WORK REQUIRED: Count the lines in the items below that contain the string "srrb", treating uppercase and lowercase as different, and give only that number.

SOURCE RECORDS:
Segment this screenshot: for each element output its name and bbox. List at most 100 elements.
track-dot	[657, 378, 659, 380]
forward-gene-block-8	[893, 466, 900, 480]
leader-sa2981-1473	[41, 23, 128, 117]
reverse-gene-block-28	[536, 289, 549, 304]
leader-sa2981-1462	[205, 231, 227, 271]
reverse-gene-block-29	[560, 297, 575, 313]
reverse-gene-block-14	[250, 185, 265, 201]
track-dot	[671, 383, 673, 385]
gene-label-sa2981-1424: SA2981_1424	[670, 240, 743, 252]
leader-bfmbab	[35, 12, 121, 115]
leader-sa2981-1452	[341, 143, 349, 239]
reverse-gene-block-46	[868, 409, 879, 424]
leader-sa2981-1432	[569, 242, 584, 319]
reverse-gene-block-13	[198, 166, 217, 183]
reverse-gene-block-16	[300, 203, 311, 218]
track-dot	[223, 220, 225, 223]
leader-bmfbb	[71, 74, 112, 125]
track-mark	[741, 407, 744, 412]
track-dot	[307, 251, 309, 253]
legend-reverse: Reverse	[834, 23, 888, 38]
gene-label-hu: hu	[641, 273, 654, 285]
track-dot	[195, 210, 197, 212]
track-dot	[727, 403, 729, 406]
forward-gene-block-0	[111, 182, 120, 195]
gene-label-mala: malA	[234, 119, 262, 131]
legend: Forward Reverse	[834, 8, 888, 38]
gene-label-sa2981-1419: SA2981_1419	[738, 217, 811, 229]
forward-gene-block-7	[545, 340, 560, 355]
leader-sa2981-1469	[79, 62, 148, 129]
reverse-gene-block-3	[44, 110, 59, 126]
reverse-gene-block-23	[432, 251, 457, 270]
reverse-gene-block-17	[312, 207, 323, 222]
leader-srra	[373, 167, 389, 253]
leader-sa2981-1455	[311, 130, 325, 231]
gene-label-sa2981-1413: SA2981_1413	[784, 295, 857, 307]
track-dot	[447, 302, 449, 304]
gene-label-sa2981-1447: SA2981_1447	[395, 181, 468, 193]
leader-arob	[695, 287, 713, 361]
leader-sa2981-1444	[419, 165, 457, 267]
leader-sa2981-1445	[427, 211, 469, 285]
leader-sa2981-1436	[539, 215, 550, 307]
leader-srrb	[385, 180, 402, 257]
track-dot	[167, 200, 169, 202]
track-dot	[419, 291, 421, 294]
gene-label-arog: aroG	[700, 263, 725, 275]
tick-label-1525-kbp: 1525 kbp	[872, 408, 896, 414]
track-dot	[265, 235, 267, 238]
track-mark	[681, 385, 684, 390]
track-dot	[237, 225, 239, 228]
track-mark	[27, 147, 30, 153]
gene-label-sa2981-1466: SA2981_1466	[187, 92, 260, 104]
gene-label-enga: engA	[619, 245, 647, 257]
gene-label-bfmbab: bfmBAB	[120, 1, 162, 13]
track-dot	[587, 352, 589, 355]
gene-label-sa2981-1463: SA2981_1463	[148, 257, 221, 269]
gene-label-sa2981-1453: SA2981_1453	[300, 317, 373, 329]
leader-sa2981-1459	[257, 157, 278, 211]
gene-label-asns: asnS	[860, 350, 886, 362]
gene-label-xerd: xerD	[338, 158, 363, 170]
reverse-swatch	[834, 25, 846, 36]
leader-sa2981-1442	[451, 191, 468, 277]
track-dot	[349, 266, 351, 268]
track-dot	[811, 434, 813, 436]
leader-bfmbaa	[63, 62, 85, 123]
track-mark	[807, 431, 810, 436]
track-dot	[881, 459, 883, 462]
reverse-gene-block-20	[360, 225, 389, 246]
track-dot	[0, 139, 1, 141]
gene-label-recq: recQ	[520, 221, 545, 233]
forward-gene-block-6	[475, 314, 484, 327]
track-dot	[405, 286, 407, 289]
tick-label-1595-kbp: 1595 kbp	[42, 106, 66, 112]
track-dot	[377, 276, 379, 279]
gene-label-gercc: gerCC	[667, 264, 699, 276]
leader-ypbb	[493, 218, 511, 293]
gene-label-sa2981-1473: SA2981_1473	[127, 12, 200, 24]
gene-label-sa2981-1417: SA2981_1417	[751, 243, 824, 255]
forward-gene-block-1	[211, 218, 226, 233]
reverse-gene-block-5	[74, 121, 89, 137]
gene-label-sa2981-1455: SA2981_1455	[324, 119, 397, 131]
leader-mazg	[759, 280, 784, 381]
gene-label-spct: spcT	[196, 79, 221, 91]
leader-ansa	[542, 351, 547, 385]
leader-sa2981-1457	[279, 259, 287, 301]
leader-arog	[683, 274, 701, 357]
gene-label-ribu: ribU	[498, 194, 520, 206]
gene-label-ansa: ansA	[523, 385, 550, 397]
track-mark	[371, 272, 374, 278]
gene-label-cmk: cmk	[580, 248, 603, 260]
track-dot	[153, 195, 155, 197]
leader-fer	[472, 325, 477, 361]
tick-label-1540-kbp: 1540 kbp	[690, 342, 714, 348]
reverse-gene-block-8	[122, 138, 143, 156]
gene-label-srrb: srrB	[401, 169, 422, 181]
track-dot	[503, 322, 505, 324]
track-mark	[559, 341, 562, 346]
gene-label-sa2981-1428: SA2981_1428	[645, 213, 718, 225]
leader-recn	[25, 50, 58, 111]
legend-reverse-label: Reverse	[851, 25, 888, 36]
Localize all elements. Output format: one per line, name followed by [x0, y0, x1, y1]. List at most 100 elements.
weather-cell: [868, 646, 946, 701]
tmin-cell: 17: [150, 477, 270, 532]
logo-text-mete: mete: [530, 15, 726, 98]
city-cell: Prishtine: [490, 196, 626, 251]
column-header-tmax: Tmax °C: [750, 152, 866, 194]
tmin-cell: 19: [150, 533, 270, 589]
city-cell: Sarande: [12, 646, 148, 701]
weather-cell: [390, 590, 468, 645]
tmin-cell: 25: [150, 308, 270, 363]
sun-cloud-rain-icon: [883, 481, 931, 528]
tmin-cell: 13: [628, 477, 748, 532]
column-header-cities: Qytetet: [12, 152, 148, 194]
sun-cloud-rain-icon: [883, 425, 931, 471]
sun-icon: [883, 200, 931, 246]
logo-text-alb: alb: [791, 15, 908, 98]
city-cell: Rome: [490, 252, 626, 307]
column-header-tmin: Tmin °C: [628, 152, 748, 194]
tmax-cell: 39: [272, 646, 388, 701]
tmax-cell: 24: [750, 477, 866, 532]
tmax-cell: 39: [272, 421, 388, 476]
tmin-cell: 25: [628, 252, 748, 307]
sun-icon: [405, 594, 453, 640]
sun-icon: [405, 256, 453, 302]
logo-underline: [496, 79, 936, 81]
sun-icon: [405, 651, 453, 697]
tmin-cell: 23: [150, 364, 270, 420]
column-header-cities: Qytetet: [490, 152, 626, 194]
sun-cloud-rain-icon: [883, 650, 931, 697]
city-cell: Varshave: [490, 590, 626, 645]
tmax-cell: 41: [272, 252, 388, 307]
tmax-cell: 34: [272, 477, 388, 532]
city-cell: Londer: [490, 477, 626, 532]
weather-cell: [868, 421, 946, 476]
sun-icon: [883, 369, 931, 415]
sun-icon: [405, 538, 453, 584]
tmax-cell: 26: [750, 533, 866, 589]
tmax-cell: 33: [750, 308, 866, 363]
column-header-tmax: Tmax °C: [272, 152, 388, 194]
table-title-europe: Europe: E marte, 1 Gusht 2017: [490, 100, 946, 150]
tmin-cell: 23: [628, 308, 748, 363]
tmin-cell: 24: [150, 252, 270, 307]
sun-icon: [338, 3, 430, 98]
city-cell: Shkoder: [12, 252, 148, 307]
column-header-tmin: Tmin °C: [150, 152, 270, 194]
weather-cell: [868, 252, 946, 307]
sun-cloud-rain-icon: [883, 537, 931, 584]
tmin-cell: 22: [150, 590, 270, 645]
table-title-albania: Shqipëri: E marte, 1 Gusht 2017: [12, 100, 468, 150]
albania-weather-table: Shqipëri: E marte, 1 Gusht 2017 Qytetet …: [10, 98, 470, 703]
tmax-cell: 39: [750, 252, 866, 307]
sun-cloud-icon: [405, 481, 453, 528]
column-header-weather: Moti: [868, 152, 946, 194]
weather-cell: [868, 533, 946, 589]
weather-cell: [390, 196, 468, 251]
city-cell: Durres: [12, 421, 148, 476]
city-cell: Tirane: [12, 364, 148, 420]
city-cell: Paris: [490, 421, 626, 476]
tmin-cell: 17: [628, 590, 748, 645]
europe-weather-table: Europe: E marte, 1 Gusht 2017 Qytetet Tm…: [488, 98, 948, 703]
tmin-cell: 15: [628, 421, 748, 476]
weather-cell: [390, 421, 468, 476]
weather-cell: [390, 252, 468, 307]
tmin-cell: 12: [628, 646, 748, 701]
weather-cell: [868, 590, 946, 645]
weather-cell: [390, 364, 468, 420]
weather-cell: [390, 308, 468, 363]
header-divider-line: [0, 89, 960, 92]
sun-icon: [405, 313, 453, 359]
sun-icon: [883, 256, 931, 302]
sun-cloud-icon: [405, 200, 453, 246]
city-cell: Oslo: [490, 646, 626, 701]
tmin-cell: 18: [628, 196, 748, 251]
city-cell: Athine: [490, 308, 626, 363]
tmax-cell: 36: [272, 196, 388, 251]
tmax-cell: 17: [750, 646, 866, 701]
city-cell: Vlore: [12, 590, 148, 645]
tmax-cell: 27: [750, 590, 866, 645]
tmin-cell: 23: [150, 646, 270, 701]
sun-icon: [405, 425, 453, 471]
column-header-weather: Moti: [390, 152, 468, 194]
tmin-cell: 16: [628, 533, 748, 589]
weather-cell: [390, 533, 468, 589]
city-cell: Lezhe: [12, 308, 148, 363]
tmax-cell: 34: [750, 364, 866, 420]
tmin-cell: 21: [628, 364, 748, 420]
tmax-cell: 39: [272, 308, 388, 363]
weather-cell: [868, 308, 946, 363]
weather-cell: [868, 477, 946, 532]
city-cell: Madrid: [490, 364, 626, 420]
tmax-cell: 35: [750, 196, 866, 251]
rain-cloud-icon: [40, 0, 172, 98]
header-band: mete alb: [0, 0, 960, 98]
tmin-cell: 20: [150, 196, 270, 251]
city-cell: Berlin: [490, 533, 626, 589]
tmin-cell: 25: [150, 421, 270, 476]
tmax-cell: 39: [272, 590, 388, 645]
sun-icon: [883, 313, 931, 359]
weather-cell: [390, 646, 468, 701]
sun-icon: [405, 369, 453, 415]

THE COMPLETED TASK: 2